Retype the whole listing verbatim and keep the pictures out of it.
::::
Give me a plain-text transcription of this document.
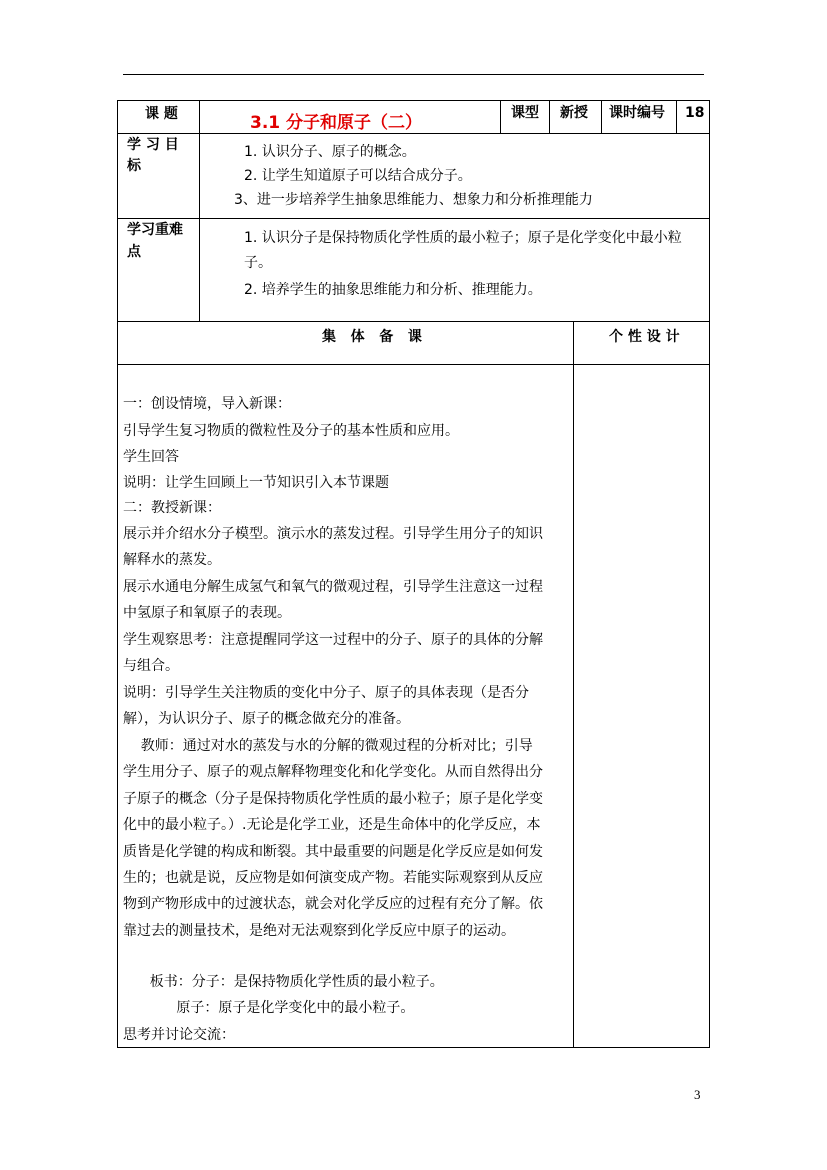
课 题	3.1 分子和原子（二）	课型 新授 课时编号 18
学 习 目
标
1. 认识分子、原子的概念。
2. 让学生知道原子可以结合成分子。
3、进一步培养学生抽象思维能力、想象力和分析推理能力
学习重难
点
1. 认识分子是保持物质化学性质的最小粒子；原子是化学变化中最小粒
子。
2. 培养学生的抽象思维能力和分析、推理能力。
集   体   备   课	个 性 设 计
一：创设情境，导入新课：
引导学生复习物质的微粒性及分子的基本性质和应用。
学生回答
说明：让学生回顾上一节知识引入本节课题
二：教授新课：
展示并介绍水分子模型。演示水的蒸发过程。引导学生用分子的知识
解释水的蒸发。
展示水通电分解生成氢气和氧气的微观过程，引导学生注意这一过程
中氢原子和氧原子的表现。
学生观察思考：注意提醒同学这一过程中的分子、原子的具体的分解
与组合。
说明：引导学生关注物质的变化中分子、原子的具体表现（是否分
解），为认识分子、原子的概念做充分的准备。
教师：通过对水的蒸发与水的分解的微观过程的分析对比；引导
学生用分子、原子的观点解释物理变化和化学变化。从而自然得出分
子原子的概念（分子是保持物质化学性质的最小粒子；原子是化学变
化中的最小粒子。）.无论是化学工业，还是生命体中的化学反应，本
质皆是化学键的构成和断裂。其中最重要的问题是化学反应是如何发
生的；也就是说，反应物是如何演变成产物。若能实际观察到从反应
物到产物形成中的过渡状态，就会对化学反应的过程有充分了解。依
靠过去的测量技术，是绝对无法观察到化学反应中原子的运动。
板书：分子：是保持物质化学性质的最小粒子。
原子：原子是化学变化中的最小粒子。
思考并讨论交流：
3
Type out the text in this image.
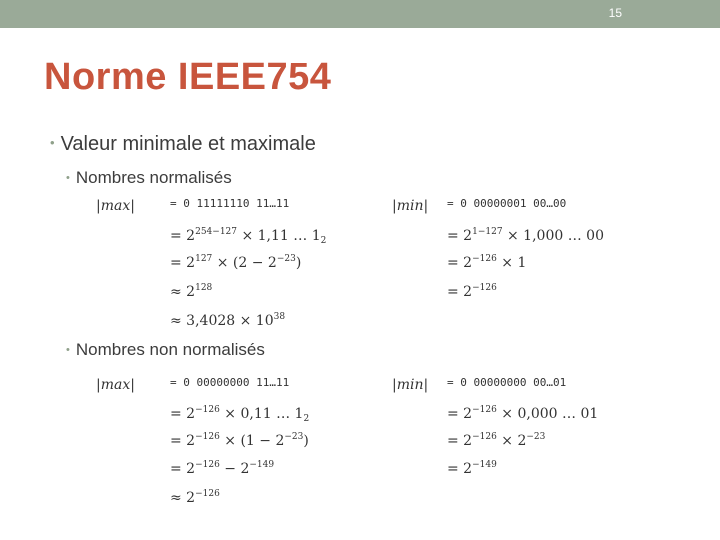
15
Norme IEEE754
• Valeur minimale et maximale
• Nombres normalisés
• Nombres non normalisés
|max|	= 0 11111110 11…11
= $2^{254-127} \times 1,11$ … $1_2$
= $2^{127} \times (2 - 2^{-23})$
≈ $2^{128}$
≈ $3,4028 \times 10^{38}$
|min| = 0 00000001 00…00
= $2^{1-127} \times 1,000$ … 00
= $2^{-126} \times 1$
= $2^{-126}$
|max|	= 0 00000000 11…11
= $2^{-126} \times 0,11$ … $1_2$
= $2^{-126} \times (1 - 2^{-23})$
= $2^{-126} - 2^{-149}$
≈ $2^{-126}$
|min| = 0 00000000 00…01
= $2^{-126} \times 0,000$ … 01
= $2^{-126} \times 2^{-23}$
= $2^{-149}$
::::
*THE COMPLETED TASK*
Give me a plain-text transcription of this document.
课 题	3.1 分子和原子（二）	课型 新授 课时编号 18
学 习 目
标
1. 认识分子、原子的概念。
2. 让学生知道原子可以结合成分子。
3、进一步培养学生抽象思维能力、想象力和分析推理能力
学习重难
点
1. 认识分子是保持物质化学性质的最小粒子；原子是化学变化中最小粒
子。
2. 培养学生的抽象思维能力和分析、推理能力。
集   体   备   课	个 性 设 计
一：创设情境，导入新课：
引导学生复习物质的微粒性及分子的基本性质和应用。
学生回答
说明：让学生回顾上一节知识引入本节课题
二：教授新课：
展示并介绍水分子模型。演示水的蒸发过程。引导学生用分子的知识
解释水的蒸发。
展示水通电分解生成氢气和氧气的微观过程，引导学生注意这一过程
中氢原子和氧原子的表现。
学生观察思考：注意提醒同学这一过程中的分子、原子的具体的分解
与组合。
说明：引导学生关注物质的变化中分子、原子的具体表现（是否分
解），为认识分子、原子的概念做充分的准备。
教师：通过对水的蒸发与水的分解的微观过程的分析对比；引导
学生用分子、原子的观点解释物理变化和化学变化。从而自然得出分
子原子的概念（分子是保持物质化学性质的最小粒子；原子是化学变
化中的最小粒子。）.无论是化学工业，还是生命体中的化学反应，本
质皆是化学键的构成和断裂。其中最重要的问题是化学反应是如何发
生的；也就是说，反应物是如何演变成产物。若能实际观察到从反应
物到产物形成中的过渡状态，就会对化学反应的过程有充分了解。依
靠过去的测量技术，是绝对无法观察到化学反应中原子的运动。
板书：分子：是保持物质化学性质的最小粒子。
原子：原子是化学变化中的最小粒子。
思考并讨论交流：
3
Type out the text in this image.
15
Norme IEEE754
• Valeur minimale et maximale
• Nombres normalisés
• Nombres non normalisés
|max|	= 0 11111110 11…11
= $2^{254-127} \times 1,11$ … $1_2$
= $2^{127} \times (2 - 2^{-23})$
≈ $2^{128}$
≈ $3,4028 \times 10^{38}$
|min| = 0 00000001 00…00
= $2^{1-127} \times 1,000$ … 00
= $2^{-126} \times 1$
= $2^{-126}$
|max|	= 0 00000000 11…11
= $2^{-126} \times 0,11$ … $1_2$
= $2^{-126} \times (1 - 2^{-23})$
= $2^{-126} - 2^{-149}$
≈ $2^{-126}$
|min| = 0 00000000 00…01
= $2^{-126} \times 0,000$ … 01
= $2^{-126} \times 2^{-23}$
= $2^{-149}$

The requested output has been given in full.